-- start --

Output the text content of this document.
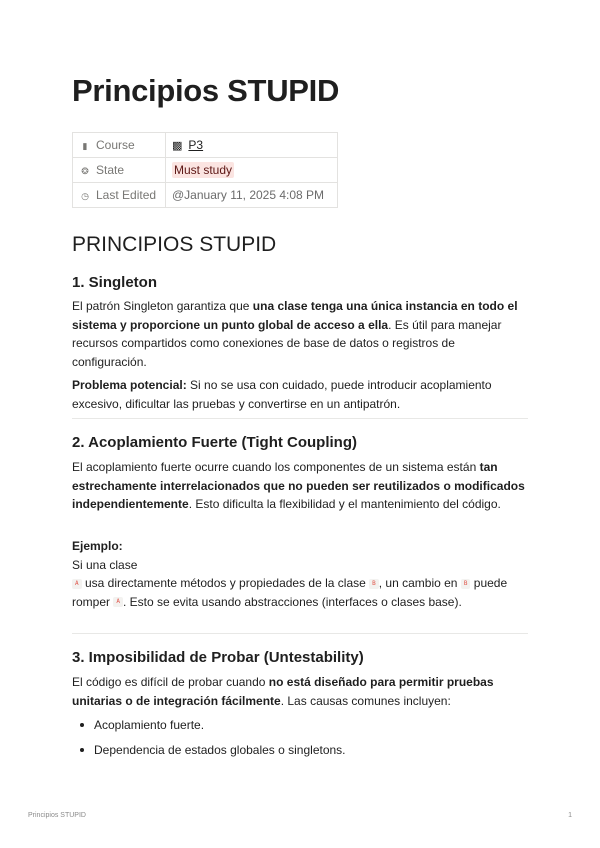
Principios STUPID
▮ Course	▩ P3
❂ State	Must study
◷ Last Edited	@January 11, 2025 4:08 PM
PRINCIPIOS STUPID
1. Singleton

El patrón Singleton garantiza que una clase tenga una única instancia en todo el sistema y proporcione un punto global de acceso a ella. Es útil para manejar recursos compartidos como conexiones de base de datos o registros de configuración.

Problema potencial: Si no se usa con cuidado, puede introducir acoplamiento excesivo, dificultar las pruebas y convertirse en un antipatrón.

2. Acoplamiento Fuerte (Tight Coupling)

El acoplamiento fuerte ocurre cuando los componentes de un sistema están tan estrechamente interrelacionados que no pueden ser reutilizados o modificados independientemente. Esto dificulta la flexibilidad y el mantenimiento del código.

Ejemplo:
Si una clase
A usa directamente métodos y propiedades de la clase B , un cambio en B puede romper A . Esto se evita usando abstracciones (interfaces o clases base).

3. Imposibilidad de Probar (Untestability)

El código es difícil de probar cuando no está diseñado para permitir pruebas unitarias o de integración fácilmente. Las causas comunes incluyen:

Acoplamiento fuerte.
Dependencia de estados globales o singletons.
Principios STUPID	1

-- end --
-- start --

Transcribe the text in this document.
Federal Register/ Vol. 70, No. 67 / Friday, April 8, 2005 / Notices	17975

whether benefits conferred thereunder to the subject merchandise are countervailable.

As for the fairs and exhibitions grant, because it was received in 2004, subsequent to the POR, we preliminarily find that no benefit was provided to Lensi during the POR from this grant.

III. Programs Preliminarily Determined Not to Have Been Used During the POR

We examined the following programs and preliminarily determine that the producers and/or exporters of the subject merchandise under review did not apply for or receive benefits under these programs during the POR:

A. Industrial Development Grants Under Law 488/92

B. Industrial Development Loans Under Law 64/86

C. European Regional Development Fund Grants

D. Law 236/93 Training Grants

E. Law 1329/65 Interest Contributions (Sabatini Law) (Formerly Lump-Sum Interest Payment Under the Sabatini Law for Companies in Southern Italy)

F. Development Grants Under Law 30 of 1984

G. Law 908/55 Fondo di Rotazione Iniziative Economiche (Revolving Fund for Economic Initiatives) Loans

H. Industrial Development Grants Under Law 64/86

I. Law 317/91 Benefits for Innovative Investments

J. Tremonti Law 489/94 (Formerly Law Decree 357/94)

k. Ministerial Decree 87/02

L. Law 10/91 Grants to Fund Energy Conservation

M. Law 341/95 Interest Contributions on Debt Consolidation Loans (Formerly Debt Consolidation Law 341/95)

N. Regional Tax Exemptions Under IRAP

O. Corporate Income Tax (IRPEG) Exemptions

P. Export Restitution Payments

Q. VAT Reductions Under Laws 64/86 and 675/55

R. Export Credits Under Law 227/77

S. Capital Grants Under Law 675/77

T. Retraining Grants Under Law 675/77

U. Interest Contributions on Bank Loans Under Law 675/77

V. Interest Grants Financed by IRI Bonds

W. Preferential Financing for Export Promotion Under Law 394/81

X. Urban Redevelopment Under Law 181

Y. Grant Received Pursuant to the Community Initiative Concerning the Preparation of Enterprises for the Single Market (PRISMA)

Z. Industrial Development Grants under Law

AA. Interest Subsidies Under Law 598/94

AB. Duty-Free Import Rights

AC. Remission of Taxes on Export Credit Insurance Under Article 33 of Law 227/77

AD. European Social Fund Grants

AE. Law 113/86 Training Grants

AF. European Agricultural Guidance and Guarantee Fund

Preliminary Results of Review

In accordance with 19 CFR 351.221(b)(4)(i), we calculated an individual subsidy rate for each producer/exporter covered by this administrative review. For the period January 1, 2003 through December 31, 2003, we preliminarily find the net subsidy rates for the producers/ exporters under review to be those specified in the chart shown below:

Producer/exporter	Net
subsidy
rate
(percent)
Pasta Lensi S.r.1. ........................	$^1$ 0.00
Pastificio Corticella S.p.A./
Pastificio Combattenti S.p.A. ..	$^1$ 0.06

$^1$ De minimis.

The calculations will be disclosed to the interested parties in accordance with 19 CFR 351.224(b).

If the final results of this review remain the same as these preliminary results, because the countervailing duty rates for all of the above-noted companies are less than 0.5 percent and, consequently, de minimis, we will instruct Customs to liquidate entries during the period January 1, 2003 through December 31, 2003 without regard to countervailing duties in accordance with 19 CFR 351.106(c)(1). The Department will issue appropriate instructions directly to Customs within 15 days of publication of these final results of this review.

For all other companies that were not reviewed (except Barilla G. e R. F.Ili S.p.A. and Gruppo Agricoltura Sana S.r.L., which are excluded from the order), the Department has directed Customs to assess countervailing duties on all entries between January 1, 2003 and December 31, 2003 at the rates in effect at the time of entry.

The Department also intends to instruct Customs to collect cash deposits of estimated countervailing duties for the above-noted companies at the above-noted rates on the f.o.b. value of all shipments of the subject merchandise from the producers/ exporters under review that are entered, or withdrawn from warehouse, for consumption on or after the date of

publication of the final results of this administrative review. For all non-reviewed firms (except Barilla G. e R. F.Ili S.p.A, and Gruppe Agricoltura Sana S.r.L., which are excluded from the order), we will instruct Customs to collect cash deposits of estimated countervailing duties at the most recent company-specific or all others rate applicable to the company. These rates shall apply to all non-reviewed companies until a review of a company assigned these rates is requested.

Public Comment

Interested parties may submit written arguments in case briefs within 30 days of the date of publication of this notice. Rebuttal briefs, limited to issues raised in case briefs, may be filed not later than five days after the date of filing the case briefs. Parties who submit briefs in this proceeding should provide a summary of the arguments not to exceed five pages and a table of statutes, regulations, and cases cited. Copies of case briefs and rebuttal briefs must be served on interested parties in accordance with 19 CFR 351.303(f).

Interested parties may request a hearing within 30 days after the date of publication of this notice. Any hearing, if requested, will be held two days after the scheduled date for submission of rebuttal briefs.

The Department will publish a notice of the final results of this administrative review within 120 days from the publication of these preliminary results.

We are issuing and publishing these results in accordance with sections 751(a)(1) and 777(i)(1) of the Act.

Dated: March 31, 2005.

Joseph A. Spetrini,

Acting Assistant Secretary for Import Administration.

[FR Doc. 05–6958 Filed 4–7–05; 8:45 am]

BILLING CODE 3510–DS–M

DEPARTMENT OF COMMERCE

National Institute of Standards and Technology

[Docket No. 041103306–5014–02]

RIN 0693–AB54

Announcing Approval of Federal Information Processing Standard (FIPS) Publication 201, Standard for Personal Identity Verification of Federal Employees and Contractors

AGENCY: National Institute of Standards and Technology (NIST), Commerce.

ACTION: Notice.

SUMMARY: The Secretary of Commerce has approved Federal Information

-- end --
-- start --

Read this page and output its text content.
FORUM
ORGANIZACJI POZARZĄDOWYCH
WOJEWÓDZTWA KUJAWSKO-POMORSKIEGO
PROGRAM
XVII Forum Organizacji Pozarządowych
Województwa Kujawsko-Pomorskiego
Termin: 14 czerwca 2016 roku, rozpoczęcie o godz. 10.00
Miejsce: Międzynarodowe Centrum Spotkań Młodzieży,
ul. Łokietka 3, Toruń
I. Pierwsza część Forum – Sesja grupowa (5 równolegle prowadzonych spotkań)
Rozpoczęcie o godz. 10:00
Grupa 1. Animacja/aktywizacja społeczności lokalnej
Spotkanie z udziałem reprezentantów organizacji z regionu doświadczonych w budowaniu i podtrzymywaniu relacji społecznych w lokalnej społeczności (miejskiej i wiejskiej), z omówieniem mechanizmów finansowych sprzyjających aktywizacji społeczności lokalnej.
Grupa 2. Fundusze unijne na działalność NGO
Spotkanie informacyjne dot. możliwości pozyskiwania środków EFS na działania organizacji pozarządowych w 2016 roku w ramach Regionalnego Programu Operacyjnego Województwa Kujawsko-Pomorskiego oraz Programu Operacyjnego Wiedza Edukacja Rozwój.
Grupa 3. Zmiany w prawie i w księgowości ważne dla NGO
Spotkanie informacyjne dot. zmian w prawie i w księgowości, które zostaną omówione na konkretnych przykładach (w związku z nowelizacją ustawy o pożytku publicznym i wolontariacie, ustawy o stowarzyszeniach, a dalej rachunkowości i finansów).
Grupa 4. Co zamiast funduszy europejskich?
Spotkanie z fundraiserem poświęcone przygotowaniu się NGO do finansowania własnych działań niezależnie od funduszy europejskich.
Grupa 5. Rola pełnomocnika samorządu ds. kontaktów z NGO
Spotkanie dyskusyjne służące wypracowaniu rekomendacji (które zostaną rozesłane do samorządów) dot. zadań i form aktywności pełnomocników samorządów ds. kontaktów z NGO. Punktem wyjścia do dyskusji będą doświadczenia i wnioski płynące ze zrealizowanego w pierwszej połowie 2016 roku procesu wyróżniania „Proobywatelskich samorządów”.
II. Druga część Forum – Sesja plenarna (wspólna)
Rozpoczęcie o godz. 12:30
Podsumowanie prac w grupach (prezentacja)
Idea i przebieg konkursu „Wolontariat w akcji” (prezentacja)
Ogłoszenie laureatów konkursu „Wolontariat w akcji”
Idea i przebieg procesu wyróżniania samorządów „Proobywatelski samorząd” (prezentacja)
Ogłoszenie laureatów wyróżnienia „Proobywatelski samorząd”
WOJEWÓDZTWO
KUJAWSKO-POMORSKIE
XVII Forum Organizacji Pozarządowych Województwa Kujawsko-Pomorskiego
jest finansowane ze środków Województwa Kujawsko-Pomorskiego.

-- end --

◆ Problem statement
In the listing, find each line with the string "noted" and copy it.

◆ Finished task
If the final results of this review remain the same as these preliminary results, because the countervailing duty rates for all of the above-noted companies are less than 0.5 percent and, consequently, de minimis, we will instruct Customs to liquidate entries during the period January 1, 2003 through December 31, 2003 without regard to countervailing duties in accordance with 19 CFR 351.106(c)(1). The Department will issue appropriate instructions directly to Customs within 15 days of publication of these final results of this review.
The Department also intends to instruct Customs to collect cash deposits of estimated countervailing duties for the above-noted companies at the above-noted rates on the f.o.b. value of all shipments of the subject merchandise from the producers/ exporters under review that are entered, or withdrawn from warehouse, for consumption on or after the date of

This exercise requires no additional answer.